● Directive: Below is a listing to write out in full, exactly as given, without its pictures.

● Given data:

◆ ◆ ◆ ◆ ◆ ◆ ◆

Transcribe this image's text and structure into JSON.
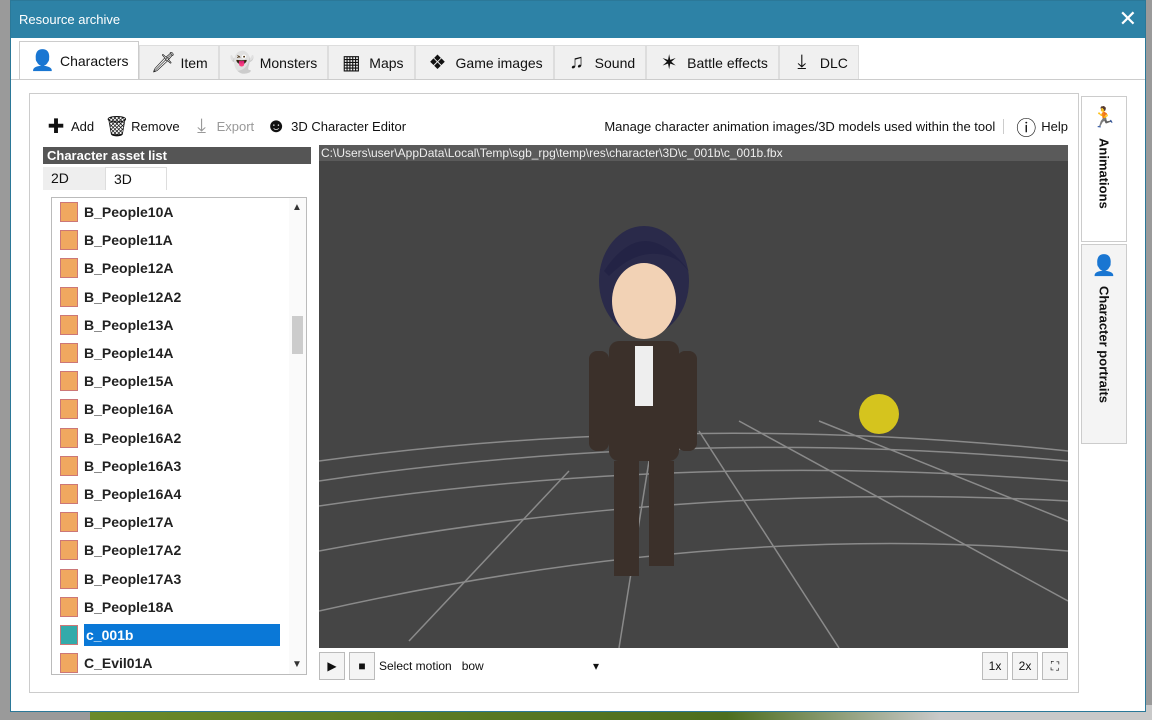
{
  "window": {
    "title": "Resource archive",
    "close": "✕"
  },
  "tabs": [
    {
      "label": "Characters",
      "icon": "character-icon",
      "g": "👤"
    },
    {
      "label": "Item",
      "icon": "sword-icon",
      "g": "🗡"
    },
    {
      "label": "Monsters",
      "icon": "ghost-icon",
      "g": "👻"
    },
    {
      "label": "Maps",
      "icon": "map-icon",
      "g": "▦"
    },
    {
      "label": "Game images",
      "icon": "box-icon",
      "g": "❖"
    },
    {
      "label": "Sound",
      "icon": "music-icon",
      "g": "♫"
    },
    {
      "label": "Battle effects",
      "icon": "effect-icon",
      "g": "✶"
    },
    {
      "label": "DLC",
      "icon": "download-icon",
      "g": "⤓"
    }
  ],
  "toolbar": {
    "add": "Add",
    "remove": "Remove",
    "export": "Export",
    "editor": "3D Character Editor",
    "description": "Manage character animation images/3D models used within the tool",
    "help": "Help"
  },
  "list": {
    "header": "Character asset list",
    "tab2d": "2D",
    "tab3d": "3D",
    "items": [
      "B_People10A",
      "B_People11A",
      "B_People12A",
      "B_People12A2",
      "B_People13A",
      "B_People14A",
      "B_People15A",
      "B_People16A",
      "B_People16A2",
      "B_People16A3",
      "B_People16A4",
      "B_People17A",
      "B_People17A2",
      "B_People17A3",
      "B_People18A",
      "c_001b",
      "C_Evil01A"
    ],
    "selected": "c_001b"
  },
  "viewer": {
    "path": "C:\\Users\\user\\AppData\\Local\\Temp\\sgb_rpg\\temp\\res\\character\\3D\\c_001b\\c_001b.fbx",
    "motion_label": "Select motion",
    "motion_value": "bow",
    "speed1": "1x",
    "speed2": "2x"
  },
  "side": {
    "animations": "Animations",
    "portraits": "Character portraits"
  }
}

◆ ◆ ◆ ◆ ◆ ◆ ◆

● Answer to the problem:
Transcribe this image's text and structure into JSON.
{
  "window": {
    "title": "Resource archive",
    "close": "✕"
  },
  "tabs": [
    {
      "label": "Characters",
      "icon": "character-icon",
      "g": "👤"
    },
    {
      "label": "Item",
      "icon": "sword-icon",
      "g": "🗡"
    },
    {
      "label": "Monsters",
      "icon": "ghost-icon",
      "g": "👻"
    },
    {
      "label": "Maps",
      "icon": "map-icon",
      "g": "▦"
    },
    {
      "label": "Game images",
      "icon": "box-icon",
      "g": "❖"
    },
    {
      "label": "Sound",
      "icon": "music-icon",
      "g": "♫"
    },
    {
      "label": "Battle effects",
      "icon": "effect-icon",
      "g": "✶"
    },
    {
      "label": "DLC",
      "icon": "download-icon",
      "g": "⤓"
    }
  ],
  "toolbar": {
    "add": "Add",
    "remove": "Remove",
    "export": "Export",
    "editor": "3D Character Editor",
    "description": "Manage character animation images/3D models used within the tool",
    "help": "Help"
  },
  "list": {
    "header": "Character asset list",
    "tab2d": "2D",
    "tab3d": "3D",
    "items": [
      "B_People10A",
      "B_People11A",
      "B_People12A",
      "B_People12A2",
      "B_People13A",
      "B_People14A",
      "B_People15A",
      "B_People16A",
      "B_People16A2",
      "B_People16A3",
      "B_People16A4",
      "B_People17A",
      "B_People17A2",
      "B_People17A3",
      "B_People18A",
      "c_001b",
      "C_Evil01A"
    ],
    "selected": "c_001b"
  },
  "viewer": {
    "path": "C:\\Users\\user\\AppData\\Local\\Temp\\sgb_rpg\\temp\\res\\character\\3D\\c_001b\\c_001b.fbx",
    "motion_label": "Select motion",
    "motion_value": "bow",
    "speed1": "1x",
    "speed2": "2x"
  },
  "side": {
    "animations": "Animations",
    "portraits": "Character portraits"
  }
}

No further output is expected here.